# Information shown
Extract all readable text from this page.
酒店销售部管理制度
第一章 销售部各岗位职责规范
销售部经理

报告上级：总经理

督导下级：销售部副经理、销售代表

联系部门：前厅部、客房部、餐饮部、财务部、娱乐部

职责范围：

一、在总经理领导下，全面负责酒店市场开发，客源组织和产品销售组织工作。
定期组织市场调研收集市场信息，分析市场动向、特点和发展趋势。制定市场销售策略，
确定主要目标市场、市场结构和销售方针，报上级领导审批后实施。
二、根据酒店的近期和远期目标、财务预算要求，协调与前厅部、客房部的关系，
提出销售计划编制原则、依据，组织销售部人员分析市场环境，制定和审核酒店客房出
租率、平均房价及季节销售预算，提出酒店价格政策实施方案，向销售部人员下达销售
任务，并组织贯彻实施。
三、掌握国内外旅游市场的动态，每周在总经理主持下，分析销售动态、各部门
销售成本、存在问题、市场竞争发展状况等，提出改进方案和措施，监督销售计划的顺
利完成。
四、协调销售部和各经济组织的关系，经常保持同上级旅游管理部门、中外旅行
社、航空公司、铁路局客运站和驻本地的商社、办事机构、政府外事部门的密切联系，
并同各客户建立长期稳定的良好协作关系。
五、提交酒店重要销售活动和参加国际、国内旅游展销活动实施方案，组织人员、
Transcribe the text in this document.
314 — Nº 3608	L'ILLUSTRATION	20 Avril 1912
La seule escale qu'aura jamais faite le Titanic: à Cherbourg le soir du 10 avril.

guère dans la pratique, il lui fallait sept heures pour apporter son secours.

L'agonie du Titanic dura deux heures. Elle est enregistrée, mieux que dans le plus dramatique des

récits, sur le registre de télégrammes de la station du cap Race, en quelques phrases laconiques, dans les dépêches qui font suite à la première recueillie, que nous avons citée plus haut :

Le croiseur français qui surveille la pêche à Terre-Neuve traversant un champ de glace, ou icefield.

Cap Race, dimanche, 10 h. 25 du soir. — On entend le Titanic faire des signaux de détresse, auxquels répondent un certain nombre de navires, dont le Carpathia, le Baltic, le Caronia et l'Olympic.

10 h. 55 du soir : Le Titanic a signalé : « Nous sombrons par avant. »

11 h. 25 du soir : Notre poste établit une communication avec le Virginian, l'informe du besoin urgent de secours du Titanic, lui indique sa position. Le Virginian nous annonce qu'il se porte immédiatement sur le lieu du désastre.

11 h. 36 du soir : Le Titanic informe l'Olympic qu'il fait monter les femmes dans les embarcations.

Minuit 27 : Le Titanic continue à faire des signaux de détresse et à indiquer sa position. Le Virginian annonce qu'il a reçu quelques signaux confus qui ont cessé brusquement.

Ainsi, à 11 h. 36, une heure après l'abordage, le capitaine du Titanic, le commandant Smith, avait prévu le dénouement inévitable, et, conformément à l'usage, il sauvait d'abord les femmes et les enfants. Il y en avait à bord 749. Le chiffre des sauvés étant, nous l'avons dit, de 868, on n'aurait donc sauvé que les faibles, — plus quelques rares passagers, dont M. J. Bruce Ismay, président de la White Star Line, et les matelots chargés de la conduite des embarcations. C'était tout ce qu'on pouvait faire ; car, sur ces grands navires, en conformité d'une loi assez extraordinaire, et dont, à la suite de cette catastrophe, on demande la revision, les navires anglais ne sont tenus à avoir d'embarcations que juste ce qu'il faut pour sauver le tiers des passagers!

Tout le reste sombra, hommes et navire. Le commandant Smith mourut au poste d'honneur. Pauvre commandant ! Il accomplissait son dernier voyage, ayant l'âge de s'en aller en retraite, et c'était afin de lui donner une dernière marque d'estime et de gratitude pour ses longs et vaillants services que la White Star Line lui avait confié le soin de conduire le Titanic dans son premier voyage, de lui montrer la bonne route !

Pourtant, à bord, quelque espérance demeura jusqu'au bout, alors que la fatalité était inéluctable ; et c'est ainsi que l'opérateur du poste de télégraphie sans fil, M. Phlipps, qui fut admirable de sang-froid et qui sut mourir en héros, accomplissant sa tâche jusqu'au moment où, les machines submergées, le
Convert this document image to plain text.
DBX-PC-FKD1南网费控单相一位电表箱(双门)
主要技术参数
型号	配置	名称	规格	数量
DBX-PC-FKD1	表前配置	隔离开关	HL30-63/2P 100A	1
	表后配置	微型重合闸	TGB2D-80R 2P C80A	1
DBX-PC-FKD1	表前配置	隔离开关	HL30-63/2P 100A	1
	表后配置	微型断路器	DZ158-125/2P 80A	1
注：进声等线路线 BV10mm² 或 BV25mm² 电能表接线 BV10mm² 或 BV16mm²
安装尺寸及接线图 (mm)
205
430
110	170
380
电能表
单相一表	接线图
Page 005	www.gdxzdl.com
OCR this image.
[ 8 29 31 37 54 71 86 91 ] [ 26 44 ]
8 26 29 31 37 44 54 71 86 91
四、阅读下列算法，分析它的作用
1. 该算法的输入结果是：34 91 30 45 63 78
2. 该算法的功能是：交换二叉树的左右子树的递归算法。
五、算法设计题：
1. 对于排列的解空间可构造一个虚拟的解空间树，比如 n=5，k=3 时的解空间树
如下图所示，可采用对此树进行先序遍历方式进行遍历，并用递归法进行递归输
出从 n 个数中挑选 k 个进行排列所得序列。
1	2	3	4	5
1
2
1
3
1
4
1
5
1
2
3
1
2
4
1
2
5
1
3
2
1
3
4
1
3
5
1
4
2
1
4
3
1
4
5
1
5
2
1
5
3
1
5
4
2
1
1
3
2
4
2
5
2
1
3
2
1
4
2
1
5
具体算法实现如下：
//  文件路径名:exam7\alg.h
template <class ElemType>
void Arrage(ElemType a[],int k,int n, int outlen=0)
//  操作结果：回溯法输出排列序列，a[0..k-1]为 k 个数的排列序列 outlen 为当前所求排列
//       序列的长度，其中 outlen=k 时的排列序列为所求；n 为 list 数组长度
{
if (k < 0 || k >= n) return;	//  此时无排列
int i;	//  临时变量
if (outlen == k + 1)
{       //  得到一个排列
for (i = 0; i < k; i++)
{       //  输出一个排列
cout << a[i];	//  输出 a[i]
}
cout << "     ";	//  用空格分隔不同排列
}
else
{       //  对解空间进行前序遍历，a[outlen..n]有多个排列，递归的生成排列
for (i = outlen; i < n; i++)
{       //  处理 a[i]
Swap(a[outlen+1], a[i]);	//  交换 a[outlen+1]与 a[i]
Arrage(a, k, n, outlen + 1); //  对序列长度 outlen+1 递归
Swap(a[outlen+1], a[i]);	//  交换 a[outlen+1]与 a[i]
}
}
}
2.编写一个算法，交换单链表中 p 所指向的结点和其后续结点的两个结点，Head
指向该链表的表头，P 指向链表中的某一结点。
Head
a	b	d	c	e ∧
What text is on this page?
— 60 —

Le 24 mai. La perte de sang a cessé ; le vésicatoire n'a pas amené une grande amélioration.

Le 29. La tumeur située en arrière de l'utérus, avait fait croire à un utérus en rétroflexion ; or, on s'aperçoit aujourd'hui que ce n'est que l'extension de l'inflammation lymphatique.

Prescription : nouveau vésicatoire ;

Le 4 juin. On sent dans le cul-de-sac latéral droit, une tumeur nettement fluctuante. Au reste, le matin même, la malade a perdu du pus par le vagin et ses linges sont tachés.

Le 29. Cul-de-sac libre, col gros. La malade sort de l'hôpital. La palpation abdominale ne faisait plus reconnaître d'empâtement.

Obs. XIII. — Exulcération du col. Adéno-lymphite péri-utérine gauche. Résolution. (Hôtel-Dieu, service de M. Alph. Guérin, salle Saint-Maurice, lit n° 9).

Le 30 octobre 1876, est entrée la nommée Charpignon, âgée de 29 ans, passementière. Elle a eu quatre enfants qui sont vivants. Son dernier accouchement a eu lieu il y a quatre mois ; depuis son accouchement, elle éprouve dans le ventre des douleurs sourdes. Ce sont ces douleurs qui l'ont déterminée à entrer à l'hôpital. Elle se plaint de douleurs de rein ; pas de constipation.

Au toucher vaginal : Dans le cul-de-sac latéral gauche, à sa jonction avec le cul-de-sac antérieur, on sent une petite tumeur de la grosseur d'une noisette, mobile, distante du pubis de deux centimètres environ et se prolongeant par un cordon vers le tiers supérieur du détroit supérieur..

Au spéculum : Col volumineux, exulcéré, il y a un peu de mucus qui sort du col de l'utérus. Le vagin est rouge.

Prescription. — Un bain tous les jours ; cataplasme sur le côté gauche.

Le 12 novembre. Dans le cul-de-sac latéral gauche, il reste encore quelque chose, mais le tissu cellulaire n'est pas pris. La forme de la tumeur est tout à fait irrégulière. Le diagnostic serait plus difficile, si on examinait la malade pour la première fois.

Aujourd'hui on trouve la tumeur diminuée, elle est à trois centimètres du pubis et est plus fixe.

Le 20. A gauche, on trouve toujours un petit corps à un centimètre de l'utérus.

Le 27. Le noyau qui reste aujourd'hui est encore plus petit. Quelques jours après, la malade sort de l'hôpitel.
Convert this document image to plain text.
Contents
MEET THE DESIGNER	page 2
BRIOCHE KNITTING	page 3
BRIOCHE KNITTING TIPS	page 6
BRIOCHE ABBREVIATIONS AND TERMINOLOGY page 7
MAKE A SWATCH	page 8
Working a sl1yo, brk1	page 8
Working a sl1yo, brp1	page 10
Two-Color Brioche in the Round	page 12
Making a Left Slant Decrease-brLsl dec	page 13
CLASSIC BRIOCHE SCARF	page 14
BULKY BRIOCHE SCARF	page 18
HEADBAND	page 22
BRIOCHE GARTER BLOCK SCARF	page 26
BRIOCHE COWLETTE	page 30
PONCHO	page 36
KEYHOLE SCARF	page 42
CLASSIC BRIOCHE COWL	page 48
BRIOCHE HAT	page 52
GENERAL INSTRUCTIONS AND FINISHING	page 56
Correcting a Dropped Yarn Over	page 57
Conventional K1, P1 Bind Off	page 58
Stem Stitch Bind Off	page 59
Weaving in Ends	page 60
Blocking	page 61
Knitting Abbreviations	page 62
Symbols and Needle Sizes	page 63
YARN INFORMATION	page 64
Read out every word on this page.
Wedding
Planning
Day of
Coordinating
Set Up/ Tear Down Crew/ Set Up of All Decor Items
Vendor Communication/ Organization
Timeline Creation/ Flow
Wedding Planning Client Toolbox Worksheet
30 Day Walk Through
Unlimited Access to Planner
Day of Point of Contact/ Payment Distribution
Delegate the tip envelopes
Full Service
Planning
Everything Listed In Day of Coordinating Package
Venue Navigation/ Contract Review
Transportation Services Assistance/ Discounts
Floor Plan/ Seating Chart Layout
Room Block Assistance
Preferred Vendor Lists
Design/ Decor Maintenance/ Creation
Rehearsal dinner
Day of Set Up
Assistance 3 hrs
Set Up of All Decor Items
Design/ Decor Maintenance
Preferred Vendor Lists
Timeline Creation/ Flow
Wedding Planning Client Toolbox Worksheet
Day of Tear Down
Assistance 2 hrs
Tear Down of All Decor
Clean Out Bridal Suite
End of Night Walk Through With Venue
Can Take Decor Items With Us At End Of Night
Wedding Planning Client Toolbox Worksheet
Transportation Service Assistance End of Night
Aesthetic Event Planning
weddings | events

# Requirements
Look for the word "Arrage" in every line of the listing and copy the lines that have it.

# Output
void Arrage(ElemType a[],int k,int n, int outlen=0)
Arrage(a, k, n, outlen + 1); //  对序列长度 outlen+1 递归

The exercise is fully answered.